What the task asks: Transcribe the listing exactly, leaving out every picture.

Source material:
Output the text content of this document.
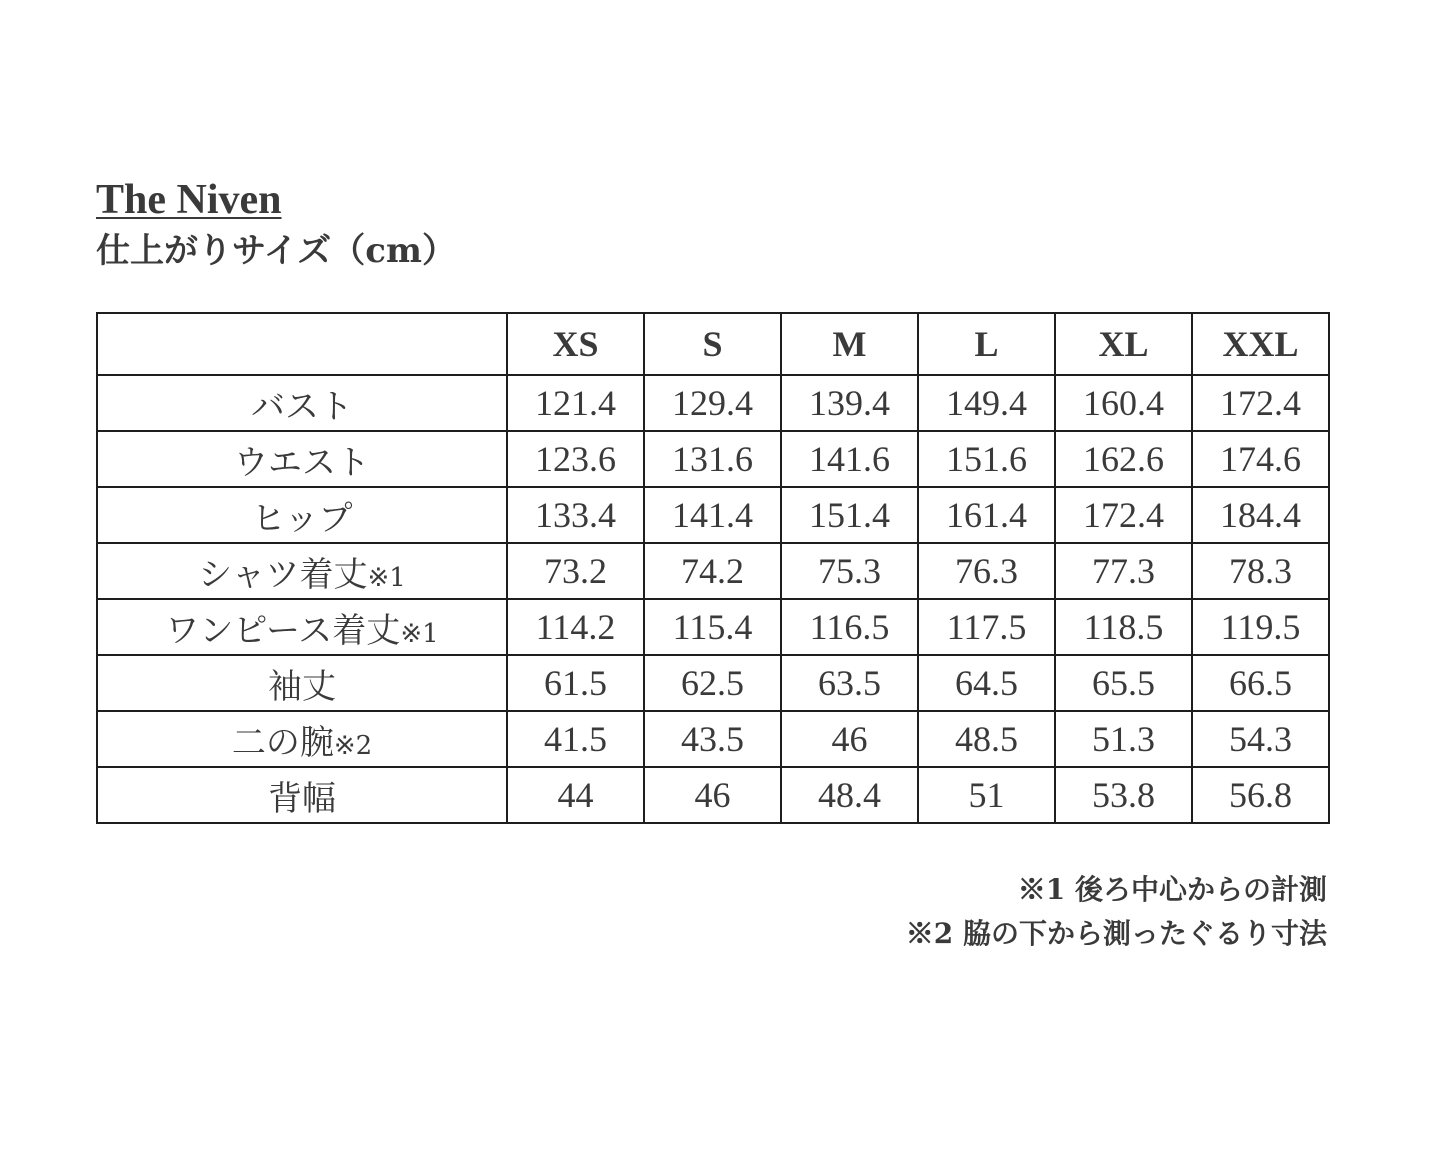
The Niven
仕上がりサイズ（cm）
	XS	S	M	L	XL	XXL
バスト	121.4	129.4	139.4	149.4	160.4	172.4
ウエスト	123.6	131.6	141.6	151.6	162.6	174.6
ヒップ	133.4	141.4	151.4	161.4	172.4	184.4
シャツ着丈※1	73.2	74.2	75.3	76.3	77.3	78.3
ワンピース着丈※1	114.2	115.4	116.5	117.5	118.5	119.5
袖丈	61.5	62.5	63.5	64.5	65.5	66.5
二の腕※2	41.5	43.5	46	48.5	51.3	54.3
背幅	44	46	48.4	51	53.8	56.8
※1 後ろ中心からの計測
※2 脇の下から測ったぐるり寸法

Worked solution:
Output the text content of this document.
The Niven
仕上がりサイズ（cm）
	XS	S	M	L	XL	XXL
バスト	121.4	129.4	139.4	149.4	160.4	172.4
ウエスト	123.6	131.6	141.6	151.6	162.6	174.6
ヒップ	133.4	141.4	151.4	161.4	172.4	184.4
シャツ着丈※1	73.2	74.2	75.3	76.3	77.3	78.3
ワンピース着丈※1	114.2	115.4	116.5	117.5	118.5	119.5
袖丈	61.5	62.5	63.5	64.5	65.5	66.5
二の腕※2	41.5	43.5	46	48.5	51.3	54.3
背幅	44	46	48.4	51	53.8	56.8
※1 後ろ中心からの計測
※2 脇の下から測ったぐるり寸法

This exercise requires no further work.